==== Selection
Postby logel » Thu May 16, 2013 10:17 pm

Hi Denis
Your post contains some really fundamental stuff. Seems that we do not agree on important points.
So I try to argue as careful as possible.
denis_berthier wrote:
What's a pattern?

The discussion here and in the other thread inspired me a few comments about the notion of a pattern.

Resolution rule vs pattern
Should one make a distinction between a resolution rule and a pattern ?

As (apart from the trivial Singles rule) a resolution rule can always be written as: Pattern => candidate = False, there's no deep point in distinguishing (as logel does) a pattern from a resolution rule. Said otherwise, trying to define the general concept of a pattern is basically the same thing as trying to define the general concept of a resolution rule.

At first rules and patterns are in my view completely different categories. I regard a rule as a class definition for pattern objects and patterns as instances of rule classes. Of course all rule classes must comply to the basic sudoku rules. So patterns consists of candidates with their basic properties (e.g. linked to A) and other special properties releated to the corresponding rule.
Classed naturally can have sub-classes and super-classes, so patterns can relate to many rule classes. Your braid-class is a very large one and super-class of many traditional rule classes (you name it subsumption). This is nice for verifying solvability, but for a particular puzzle the relation to a sub-class has more benefits because its more specific. So here again its important what is your intention.
My intention to define universal patterns was simply to have a super-class covering as much as possible, but still containing enough information to define a useful size. I was really a bit surprised that the mimimality condition already ensures that all such patterns have a presentation as set of baselines (not unique as we now know). It seems that this property is very fundamental for sudoku puzzles.

denis_berthier wrote:Proof of an elimination
We now come to the heart of the question: how, considering an instance of a resolution rule / a pattern, can one known that it justifies an elimination?
========
■ Stated goal 1:
List the section headings quoted from denis_berthier's writing in the sudoku forum post.
■ Stated goal 2:
Repeat the part of the sudoku forum post starting with "The discussion here" and going on through "a pattern ?".
■ Stated goal 3:
Decide whether each statement agrees with the sudoku forum post, and support each answer by quoting the deciding words: (a) logel regards patterns as instances of rule classes. (b) logel expected the minimality condition to ensure that all such patterns have a presentation as a set of baselines. (c) In denis_berthier's quoted words, the Singles rule is among the rules that can be written as Pattern => candidate = False.
==== Record set
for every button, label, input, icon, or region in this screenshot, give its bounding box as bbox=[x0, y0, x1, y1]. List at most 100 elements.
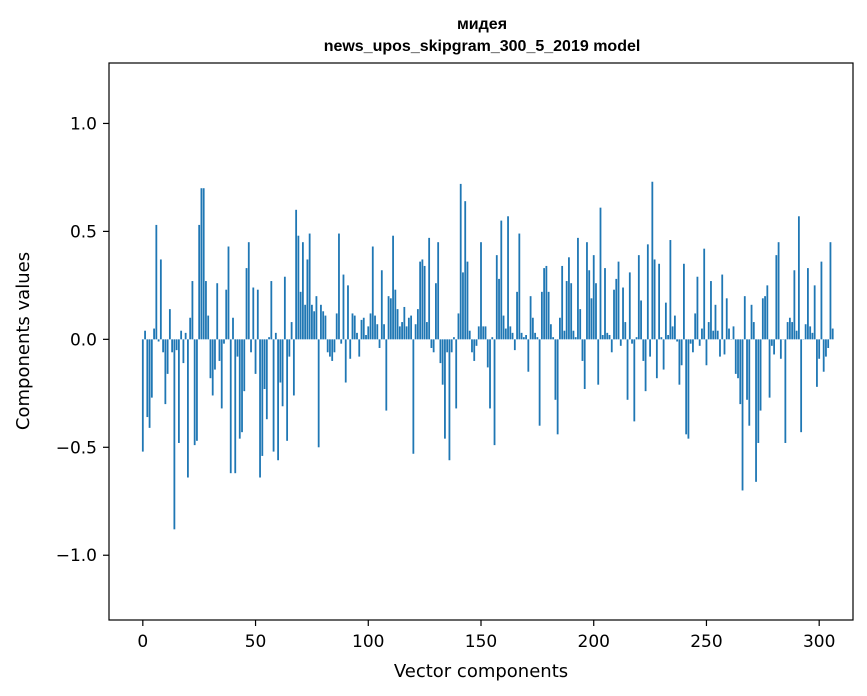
bar bbox=[574, 337, 577, 340]
bar bbox=[315, 296, 318, 340]
bar bbox=[491, 337, 494, 340]
bar bbox=[353, 315, 356, 340]
x-tick-label: 250 bbox=[690, 632, 722, 652]
bar bbox=[259, 339, 261, 478]
bar bbox=[822, 339, 825, 372]
bar bbox=[218, 339, 221, 361]
bar bbox=[667, 335, 670, 340]
bar bbox=[360, 319, 363, 340]
bar bbox=[171, 339, 174, 353]
bar bbox=[484, 326, 487, 340]
bar bbox=[333, 339, 336, 353]
x-tick-label: 150 bbox=[465, 632, 497, 652]
bar bbox=[554, 339, 557, 400]
bar bbox=[676, 339, 679, 342]
bar bbox=[421, 259, 424, 340]
bar bbox=[344, 339, 347, 383]
bar bbox=[561, 265, 564, 340]
bar bbox=[297, 235, 300, 340]
bar bbox=[723, 339, 726, 355]
bar bbox=[527, 339, 530, 372]
bar bbox=[680, 339, 683, 366]
bar bbox=[209, 339, 212, 379]
x-tick-label: 200 bbox=[578, 632, 610, 652]
bar bbox=[750, 304, 753, 340]
bar bbox=[329, 339, 331, 357]
bar bbox=[662, 339, 665, 370]
bar bbox=[500, 220, 503, 340]
bar bbox=[286, 339, 289, 441]
bar bbox=[538, 339, 541, 426]
bar bbox=[482, 326, 485, 340]
bar bbox=[324, 315, 327, 340]
bar bbox=[389, 298, 392, 340]
bar bbox=[245, 268, 248, 340]
bar bbox=[374, 315, 376, 340]
bar bbox=[710, 281, 712, 340]
bar bbox=[405, 326, 408, 340]
bar bbox=[437, 242, 440, 340]
bar bbox=[247, 242, 250, 340]
bar bbox=[279, 339, 282, 383]
bar bbox=[236, 339, 239, 357]
bar bbox=[423, 265, 426, 340]
bar bbox=[376, 324, 379, 340]
bar bbox=[807, 268, 809, 340]
chart-subtitle: news_upos_skipgram_300_5_2019 model bbox=[324, 38, 641, 55]
bar bbox=[522, 337, 525, 340]
bar bbox=[493, 339, 496, 446]
bar bbox=[759, 339, 762, 411]
bar bbox=[453, 337, 455, 340]
bar bbox=[187, 339, 189, 478]
bar bbox=[809, 326, 812, 340]
bar bbox=[439, 339, 442, 364]
bar bbox=[475, 339, 478, 346]
bar bbox=[141, 339, 144, 452]
bar bbox=[383, 324, 385, 340]
bar bbox=[811, 332, 814, 340]
bar bbox=[513, 339, 516, 351]
bar bbox=[651, 181, 654, 340]
bar bbox=[444, 339, 446, 439]
bar bbox=[457, 313, 460, 340]
bar bbox=[412, 339, 415, 454]
bar bbox=[714, 304, 717, 340]
bar bbox=[419, 261, 422, 340]
bar bbox=[757, 339, 760, 443]
bar bbox=[498, 278, 500, 340]
bar bbox=[707, 322, 710, 340]
bar bbox=[601, 335, 604, 340]
bar bbox=[252, 287, 255, 340]
bar bbox=[579, 309, 582, 340]
bar bbox=[820, 261, 823, 340]
x-axis-label: Vector components bbox=[394, 661, 568, 682]
bar bbox=[193, 339, 196, 446]
bar bbox=[385, 339, 388, 411]
bar bbox=[572, 330, 575, 340]
bar bbox=[761, 298, 764, 340]
bar bbox=[701, 328, 703, 340]
bar bbox=[200, 188, 203, 340]
bar bbox=[331, 339, 334, 361]
bar bbox=[547, 291, 550, 340]
bar bbox=[223, 339, 225, 344]
bar bbox=[712, 330, 715, 340]
bar bbox=[322, 311, 325, 340]
bar bbox=[441, 339, 444, 385]
bar bbox=[301, 242, 304, 340]
bar bbox=[829, 242, 832, 340]
bar bbox=[507, 216, 509, 340]
bar bbox=[351, 313, 354, 340]
bar bbox=[779, 339, 782, 359]
bar bbox=[804, 324, 807, 340]
bar bbox=[398, 326, 401, 340]
bar bbox=[534, 332, 537, 340]
bar bbox=[471, 339, 473, 353]
bar bbox=[748, 339, 751, 426]
bar bbox=[268, 337, 270, 340]
bar bbox=[349, 339, 352, 359]
y-axis-label: Components values bbox=[13, 252, 34, 430]
y-tick-label: −1.0 bbox=[56, 546, 97, 566]
bar bbox=[831, 328, 834, 340]
bar bbox=[371, 246, 374, 340]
========
■ Exercise output 1:
What's a pattern?
Resolution rule vs pattern
Proof of an elimination

■ Exercise output 2:
The discussion here and in the other thread inspired me a few comments about the notion of a pattern.

Resolution rule vs pattern
Should one make a distinction between a resolution rule and a pattern ?

■ Exercise output 3:
(a) Yes: "I regard a rule as a class definition for pattern objects and patterns as instances of rule classes."
(b) No: "I was really a bit surprised that the mimimality condition already ensures that all such patterns have a presentation as set of baselines"
(c) No: "As (apart from the trivial Singles rule) a resolution rule can always be written as: Pattern => candidate = False"